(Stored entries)

>>>

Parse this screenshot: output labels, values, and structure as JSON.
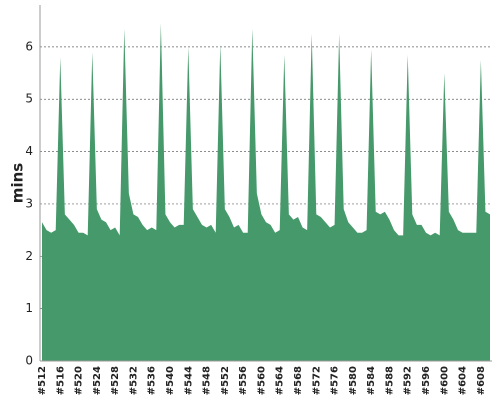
{
  "chart_data": {
    "type": "area",
    "y_label": "mins",
    "color": "#46996a",
    "categories": [
      "#512",
      null,
      null,
      null,
      "#516",
      null,
      null,
      null,
      "#520",
      null,
      null,
      null,
      "#524",
      null,
      null,
      null,
      "#528",
      null,
      null,
      null,
      "#532",
      null,
      null,
      null,
      "#536",
      null,
      null,
      null,
      "#540",
      null,
      null,
      null,
      "#544",
      null,
      null,
      null,
      "#548",
      null,
      null,
      null,
      "#552",
      null,
      null,
      null,
      "#556",
      null,
      null,
      null,
      "#560",
      null,
      null,
      null,
      "#564",
      null,
      null,
      null,
      "#568",
      null,
      null,
      null,
      "#572",
      null,
      null,
      null,
      "#576",
      null,
      null,
      null,
      "#580",
      null,
      null,
      null,
      "#584",
      null,
      null,
      null,
      "#588",
      null,
      null,
      null,
      "#592",
      null,
      null,
      null,
      "#596",
      null,
      null,
      null,
      "#600",
      null,
      null,
      null,
      "#604",
      null,
      null,
      null,
      "#608",
      null,
      null
    ],
    "values": [
      2.65,
      2.5,
      2.45,
      2.5,
      5.8,
      2.8,
      2.7,
      2.6,
      2.45,
      2.45,
      2.4,
      5.9,
      2.9,
      2.7,
      2.65,
      2.5,
      2.55,
      2.4,
      6.35,
      3.2,
      2.8,
      2.75,
      2.6,
      2.5,
      2.55,
      2.5,
      6.45,
      2.8,
      2.65,
      2.55,
      2.6,
      2.6,
      6.0,
      2.9,
      2.75,
      2.6,
      2.55,
      2.6,
      2.45,
      6.05,
      2.9,
      2.75,
      2.55,
      2.6,
      2.45,
      2.45,
      6.35,
      3.2,
      2.8,
      2.65,
      2.6,
      2.45,
      2.5,
      5.85,
      2.8,
      2.7,
      2.75,
      2.55,
      2.5,
      6.25,
      2.8,
      2.75,
      2.65,
      2.55,
      2.6,
      6.25,
      2.9,
      2.65,
      2.55,
      2.45,
      2.45,
      2.5,
      5.95,
      2.85,
      2.8,
      2.85,
      2.7,
      2.5,
      2.4,
      2.4,
      5.85,
      2.8,
      2.6,
      2.6,
      2.45,
      2.4,
      2.45,
      2.4,
      5.5,
      2.85,
      2.7,
      2.5,
      2.45,
      2.45,
      2.45,
      2.45,
      5.75,
      2.85,
      2.8
    ],
    "ylim": [
      0,
      6.8
    ],
    "yticks": [
      0,
      1,
      2,
      3,
      4,
      5,
      6
    ],
    "grid": true
  }
}
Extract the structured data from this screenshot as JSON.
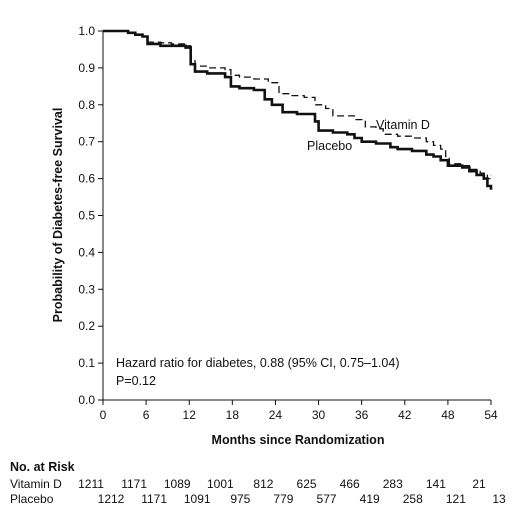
{
  "chart_data": {
    "type": "line",
    "ylabel": "Probability of Diabetes-free Survival",
    "xlabel": "Months since Randomization",
    "xlim": [
      0,
      54
    ],
    "ylim": [
      0.0,
      1.0
    ],
    "x_ticks": [
      0,
      6,
      12,
      18,
      24,
      30,
      36,
      42,
      48,
      54
    ],
    "y_ticks": [
      "0.0",
      "0.1",
      "0.2",
      "0.3",
      "0.4",
      "0.5",
      "0.6",
      "0.7",
      "0.8",
      "0.9",
      "1.0"
    ],
    "grid": false,
    "series": [
      {
        "name": "Vitamin D",
        "style": "dashed",
        "color": "#111111",
        "points": [
          [
            0,
            1.0
          ],
          [
            2,
            1.0
          ],
          [
            3.5,
            0.995
          ],
          [
            4.5,
            0.99
          ],
          [
            5.5,
            0.985
          ],
          [
            6.2,
            0.97
          ],
          [
            8,
            0.968
          ],
          [
            9.5,
            0.965
          ],
          [
            11.5,
            0.96
          ],
          [
            12.2,
            0.92
          ],
          [
            12.8,
            0.905
          ],
          [
            14.5,
            0.9
          ],
          [
            17,
            0.895
          ],
          [
            17.8,
            0.88
          ],
          [
            19,
            0.875
          ],
          [
            21,
            0.87
          ],
          [
            23,
            0.86
          ],
          [
            24.5,
            0.83
          ],
          [
            26,
            0.825
          ],
          [
            28,
            0.82
          ],
          [
            29.5,
            0.8
          ],
          [
            31,
            0.79
          ],
          [
            32,
            0.77
          ],
          [
            35,
            0.76
          ],
          [
            36.5,
            0.74
          ],
          [
            38,
            0.735
          ],
          [
            39,
            0.72
          ],
          [
            41,
            0.715
          ],
          [
            43,
            0.71
          ],
          [
            45,
            0.7
          ],
          [
            46,
            0.69
          ],
          [
            47,
            0.68
          ],
          [
            47.7,
            0.66
          ],
          [
            48.2,
            0.64
          ],
          [
            50,
            0.635
          ],
          [
            51,
            0.625
          ],
          [
            52.5,
            0.615
          ],
          [
            53.5,
            0.6
          ],
          [
            54,
            0.61
          ]
        ]
      },
      {
        "name": "Placebo",
        "style": "solid",
        "color": "#111111",
        "points": [
          [
            0,
            1.0
          ],
          [
            2,
            1.0
          ],
          [
            3.5,
            0.995
          ],
          [
            4.5,
            0.99
          ],
          [
            5.5,
            0.985
          ],
          [
            6.2,
            0.965
          ],
          [
            8,
            0.96
          ],
          [
            9.5,
            0.96
          ],
          [
            11.5,
            0.955
          ],
          [
            12.2,
            0.91
          ],
          [
            12.8,
            0.89
          ],
          [
            14.5,
            0.885
          ],
          [
            17,
            0.875
          ],
          [
            17.8,
            0.85
          ],
          [
            19,
            0.845
          ],
          [
            21,
            0.84
          ],
          [
            22.5,
            0.815
          ],
          [
            23.5,
            0.8
          ],
          [
            25,
            0.78
          ],
          [
            27,
            0.775
          ],
          [
            29.5,
            0.755
          ],
          [
            30,
            0.73
          ],
          [
            32,
            0.725
          ],
          [
            34,
            0.72
          ],
          [
            35,
            0.71
          ],
          [
            36,
            0.7
          ],
          [
            38,
            0.695
          ],
          [
            40,
            0.685
          ],
          [
            41,
            0.68
          ],
          [
            43,
            0.675
          ],
          [
            45,
            0.665
          ],
          [
            46,
            0.66
          ],
          [
            47,
            0.65
          ],
          [
            48,
            0.635
          ],
          [
            50,
            0.63
          ],
          [
            51,
            0.62
          ],
          [
            52,
            0.61
          ],
          [
            53,
            0.6
          ],
          [
            53.5,
            0.58
          ],
          [
            54,
            0.57
          ]
        ]
      }
    ],
    "series_labels": [
      "Vitamin D",
      "Placebo"
    ],
    "annotations": {
      "line1": "Hazard ratio for diabetes, 0.88 (95% CI, 0.75–1.04)",
      "line2": "P=0.12"
    },
    "at_risk": {
      "title": "No. at Risk",
      "rows": [
        {
          "label": "Vitamin D",
          "values": [
            "1211",
            "1171",
            "1089",
            "1001",
            "812",
            "625",
            "466",
            "283",
            "141",
            "21"
          ]
        },
        {
          "label": "Placebo",
          "values": [
            "1212",
            "1171",
            "1091",
            "975",
            "779",
            "577",
            "419",
            "258",
            "121",
            "13"
          ]
        }
      ]
    }
  }
}
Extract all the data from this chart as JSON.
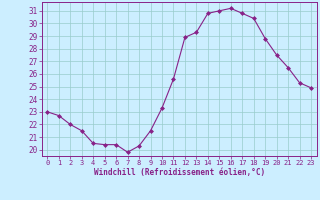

<<<

PROBLEM STATEMENT:
Leave the pictures out and reproduce each record exactly as written.

TASK RESPONSE:
Parse this screenshot: output labels, values, and structure as JSON.
{
  "chart_data": {
    "type": "area",
    "y_label": "mins",
    "color": "#46996a",
    "categories": [
      "#512",
      null,
      null,
      null,
      "#516",
      null,
      null,
      null,
      "#520",
      null,
      null,
      null,
      "#524",
      null,
      null,
      null,
      "#528",
      null,
      null,
      null,
      "#532",
      null,
      null,
      null,
      "#536",
      null,
      null,
      null,
      "#540",
      null,
      null,
      null,
      "#544",
      null,
      null,
      null,
      "#548",
      null,
      null,
      null,
      "#552",
      null,
      null,
      null,
      "#556",
      null,
      null,
      null,
      "#560",
      null,
      null,
      null,
      "#564",
      null,
      null,
      null,
      "#568",
      null,
      null,
      null,
      "#572",
      null,
      null,
      null,
      "#576",
      null,
      null,
      null,
      "#580",
      null,
      null,
      null,
      "#584",
      null,
      null,
      null,
      "#588",
      null,
      null,
      null,
      "#592",
      null,
      null,
      null,
      "#596",
      null,
      null,
      null,
      "#600",
      null,
      null,
      null,
      "#604",
      null,
      null,
      null,
      "#608",
      null,
      null
    ],
    "values": [
      2.65,
      2.5,
      2.45,
      2.5,
      5.8,
      2.8,
      2.7,
      2.6,
      2.45,
      2.45,
      2.4,
      5.9,
      2.9,
      2.7,
      2.65,
      2.5,
      2.55,
      2.4,
      6.35,
      3.2,
      2.8,
      2.75,
      2.6,
      2.5,
      2.55,
      2.5,
      6.45,
      2.8,
      2.65,
      2.55,
      2.6,
      2.6,
      6.0,
      2.9,
      2.75,
      2.6,
      2.55,
      2.6,
      2.45,
      6.05,
      2.9,
      2.75,
      2.55,
      2.6,
      2.45,
      2.45,
      6.35,
      3.2,
      2.8,
      2.65,
      2.6,
      2.45,
      2.5,
      5.85,
      2.8,
      2.7,
      2.75,
      2.55,
      2.5,
      6.25,
      2.8,
      2.75,
      2.65,
      2.55,
      2.6,
      6.25,
      2.9,
      2.65,
      2.55,
      2.45,
      2.45,
      2.5,
      5.95,
      2.85,
      2.8,
      2.85,
      2.7,
      2.5,
      2.4,
      2.4,
      5.85,
      2.8,
      2.6,
      2.6,
      2.45,
      2.4,
      2.45,
      2.4,
      5.5,
      2.85,
      2.7,
      2.5,
      2.45,
      2.45,
      2.45,
      2.45,
      5.75,
      2.85,
      2.8
    ],
    "ylim": [
      0,
      6.8
    ],
    "yticks": [
      0,
      1,
      2,
      3,
      4,
      5,
      6
    ],
    "grid": true
  }
}
Extract the structured data from this screenshot as JSON.
{
  "chart_data": {
    "type": "line",
    "ylabel": "Probability of Diabetes-free Survival",
    "xlabel": "Months since Randomization",
    "xlim": [
      0,
      54
    ],
    "ylim": [
      0.0,
      1.0
    ],
    "x_ticks": [
      0,
      6,
      12,
      18,
      24,
      30,
      36,
      42,
      48,
      54
    ],
    "y_ticks": [
      "0.0",
      "0.1",
      "0.2",
      "0.3",
      "0.4",
      "0.5",
      "0.6",
      "0.7",
      "0.8",
      "0.9",
      "1.0"
    ],
    "grid": false,
    "series": [
      {
        "name": "Vitamin D",
        "style": "dashed",
        "color": "#111111",
        "points": [
          [
            0,
            1.0
          ],
          [
            2,
            1.0
          ],
          [
            3.5,
            0.995
          ],
          [
            4.5,
            0.99
          ],
          [
            5.5,
            0.985
          ],
          [
            6.2,
            0.97
          ],
          [
            8,
            0.968
          ],
          [
            9.5,
            0.965
          ],
          [
            11.5,
            0.96
          ],
          [
            12.2,
            0.92
          ],
          [
            12.8,
            0.905
          ],
          [
            14.5,
            0.9
          ],
          [
            17,
            0.895
          ],
          [
            17.8,
            0.88
          ],
          [
            19,
            0.875
          ],
          [
            21,
            0.87
          ],
          [
            23,
            0.86
          ],
          [
            24.5,
            0.83
          ],
          [
            26,
            0.825
          ],
          [
            28,
            0.82
          ],
          [
            29.5,
            0.8
          ],
          [
            31,
            0.79
          ],
          [
            32,
            0.77
          ],
          [
            35,
            0.76
          ],
          [
            36.5,
            0.74
          ],
          [
            38,
            0.735
          ],
          [
            39,
            0.72
          ],
          [
            41,
            0.715
          ],
          [
            43,
            0.71
          ],
          [
            45,
            0.7
          ],
          [
            46,
            0.69
          ],
          [
            47,
            0.68
          ],
          [
            47.7,
            0.66
          ],
          [
            48.2,
            0.64
          ],
          [
            50,
            0.635
          ],
          [
            51,
            0.625
          ],
          [
            52.5,
            0.615
          ],
          [
            53.5,
            0.6
          ],
          [
            54,
            0.61
          ]
        ]
      },
      {
        "name": "Placebo",
        "style": "solid",
        "color": "#111111",
        "points": [
          [
            0,
            1.0
          ],
          [
            2,
            1.0
          ],
          [
            3.5,
            0.995
          ],
          [
            4.5,
            0.99
          ],
          [
            5.5,
            0.985
          ],
          [
            6.2,
            0.965
          ],
          [
            8,
            0.96
          ],
          [
            9.5,
            0.96
          ],
          [
            11.5,
            0.955
          ],
          [
            12.2,
            0.91
          ],
          [
            12.8,
            0.89
          ],
          [
            14.5,
            0.885
          ],
          [
            17,
            0.875
          ],
          [
            17.8,
            0.85
          ],
          [
            19,
            0.845
          ],
          [
            21,
            0.84
          ],
          [
            22.5,
            0.815
          ],
          [
            23.5,
            0.8
          ],
          [
            25,
            0.78
          ],
          [
            27,
            0.775
          ],
          [
            29.5,
            0.755
          ],
          [
            30,
            0.73
          ],
          [
            32,
            0.725
          ],
          [
            34,
            0.72
          ],
          [
            35,
            0.71
          ],
          [
            36,
            0.7
          ],
          [
            38,
            0.695
          ],
          [
            40,
            0.685
          ],
          [
            41,
            0.68
          ],
          [
            43,
            0.675
          ],
          [
            45,
            0.665
          ],
          [
            46,
            0.66
          ],
          [
            47,
            0.65
          ],
          [
            48,
            0.635
          ],
          [
            50,
            0.63
          ],
          [
            51,
            0.62
          ],
          [
            52,
            0.61
          ],
          [
            53,
            0.6
          ],
          [
            53.5,
            0.58
          ],
          [
            54,
            0.57
          ]
        ]
      }
    ],
    "series_labels": [
      "Vitamin D",
      "Placebo"
    ],
    "annotations": {
      "line1": "Hazard ratio for diabetes, 0.88 (95% CI, 0.75–1.04)",
      "line2": "P=0.12"
    },
    "at_risk": {
      "title": "No. at Risk",
      "rows": [
        {
          "label": "Vitamin D",
          "values": [
            "1211",
            "1171",
            "1089",
            "1001",
            "812",
            "625",
            "466",
            "283",
            "141",
            "21"
          ]
        },
        {
          "label": "Placebo",
          "values": [
            "1212",
            "1171",
            "1091",
            "975",
            "779",
            "577",
            "419",
            "258",
            "121",
            "13"
          ]
        }
      ]
    }
  }
}
Extract all the data from this chart as JSON.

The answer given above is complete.